* [The data]:
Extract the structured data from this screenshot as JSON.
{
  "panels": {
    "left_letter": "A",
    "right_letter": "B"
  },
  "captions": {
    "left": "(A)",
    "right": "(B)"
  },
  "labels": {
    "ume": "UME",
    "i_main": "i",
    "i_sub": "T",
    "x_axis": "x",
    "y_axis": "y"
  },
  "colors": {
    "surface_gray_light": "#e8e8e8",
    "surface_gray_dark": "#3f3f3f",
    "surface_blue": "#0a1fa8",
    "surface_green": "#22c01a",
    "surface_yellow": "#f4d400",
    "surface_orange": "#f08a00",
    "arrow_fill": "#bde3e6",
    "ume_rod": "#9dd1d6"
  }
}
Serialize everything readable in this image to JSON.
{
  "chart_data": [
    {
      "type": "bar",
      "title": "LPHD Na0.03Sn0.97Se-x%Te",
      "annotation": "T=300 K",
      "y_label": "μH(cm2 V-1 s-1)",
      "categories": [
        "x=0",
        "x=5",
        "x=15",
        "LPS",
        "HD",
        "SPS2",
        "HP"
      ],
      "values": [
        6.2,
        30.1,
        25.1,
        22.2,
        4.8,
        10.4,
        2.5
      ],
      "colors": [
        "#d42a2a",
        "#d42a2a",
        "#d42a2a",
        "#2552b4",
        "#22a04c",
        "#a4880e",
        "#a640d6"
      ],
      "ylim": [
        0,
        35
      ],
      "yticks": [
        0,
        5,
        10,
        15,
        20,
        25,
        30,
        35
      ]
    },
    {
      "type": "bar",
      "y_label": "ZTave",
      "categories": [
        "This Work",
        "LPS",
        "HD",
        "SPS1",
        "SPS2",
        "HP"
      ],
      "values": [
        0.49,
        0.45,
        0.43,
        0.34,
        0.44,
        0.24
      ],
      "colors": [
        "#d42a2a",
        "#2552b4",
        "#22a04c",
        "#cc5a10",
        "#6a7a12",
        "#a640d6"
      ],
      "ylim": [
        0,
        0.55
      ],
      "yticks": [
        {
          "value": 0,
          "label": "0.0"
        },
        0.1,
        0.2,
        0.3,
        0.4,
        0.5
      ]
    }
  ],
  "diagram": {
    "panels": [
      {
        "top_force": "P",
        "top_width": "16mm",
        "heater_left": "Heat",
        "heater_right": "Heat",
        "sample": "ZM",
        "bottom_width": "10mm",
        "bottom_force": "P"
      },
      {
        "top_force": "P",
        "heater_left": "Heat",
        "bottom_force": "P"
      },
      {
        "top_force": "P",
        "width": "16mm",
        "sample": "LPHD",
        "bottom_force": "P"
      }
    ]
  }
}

* [Direction]: Write the whole listing out again. Keep every line exactly as it is.

* [In response]:
Extract the structured data from this screenshot as JSON.
{
  "panels": {
    "left_letter": "A",
    "right_letter": "B"
  },
  "captions": {
    "left": "(A)",
    "right": "(B)"
  },
  "labels": {
    "ume": "UME",
    "i_main": "i",
    "i_sub": "T",
    "x_axis": "x",
    "y_axis": "y"
  },
  "colors": {
    "surface_gray_light": "#e8e8e8",
    "surface_gray_dark": "#3f3f3f",
    "surface_blue": "#0a1fa8",
    "surface_green": "#22c01a",
    "surface_yellow": "#f4d400",
    "surface_orange": "#f08a00",
    "arrow_fill": "#bde3e6",
    "ume_rod": "#9dd1d6"
  }
}
Serialize everything readable in this image to JSON.
{
  "chart_data": [
    {
      "type": "bar",
      "title": "LPHD Na0.03Sn0.97Se-x%Te",
      "annotation": "T=300 K",
      "y_label": "μH(cm2 V-1 s-1)",
      "categories": [
        "x=0",
        "x=5",
        "x=15",
        "LPS",
        "HD",
        "SPS2",
        "HP"
      ],
      "values": [
        6.2,
        30.1,
        25.1,
        22.2,
        4.8,
        10.4,
        2.5
      ],
      "colors": [
        "#d42a2a",
        "#d42a2a",
        "#d42a2a",
        "#2552b4",
        "#22a04c",
        "#a4880e",
        "#a640d6"
      ],
      "ylim": [
        0,
        35
      ],
      "yticks": [
        0,
        5,
        10,
        15,
        20,
        25,
        30,
        35
      ]
    },
    {
      "type": "bar",
      "y_label": "ZTave",
      "categories": [
        "This Work",
        "LPS",
        "HD",
        "SPS1",
        "SPS2",
        "HP"
      ],
      "values": [
        0.49,
        0.45,
        0.43,
        0.34,
        0.44,
        0.24
      ],
      "colors": [
        "#d42a2a",
        "#2552b4",
        "#22a04c",
        "#cc5a10",
        "#6a7a12",
        "#a640d6"
      ],
      "ylim": [
        0,
        0.55
      ],
      "yticks": [
        {
          "value": 0,
          "label": "0.0"
        },
        0.1,
        0.2,
        0.3,
        0.4,
        0.5
      ]
    }
  ],
  "diagram": {
    "panels": [
      {
        "top_force": "P",
        "top_width": "16mm",
        "heater_left": "Heat",
        "heater_right": "Heat",
        "sample": "ZM",
        "bottom_width": "10mm",
        "bottom_force": "P"
      },
      {
        "top_force": "P",
        "heater_left": "Heat",
        "bottom_force": "P"
      },
      {
        "top_force": "P",
        "width": "16mm",
        "sample": "LPHD",
        "bottom_force": "P"
      }
    ]
  }
}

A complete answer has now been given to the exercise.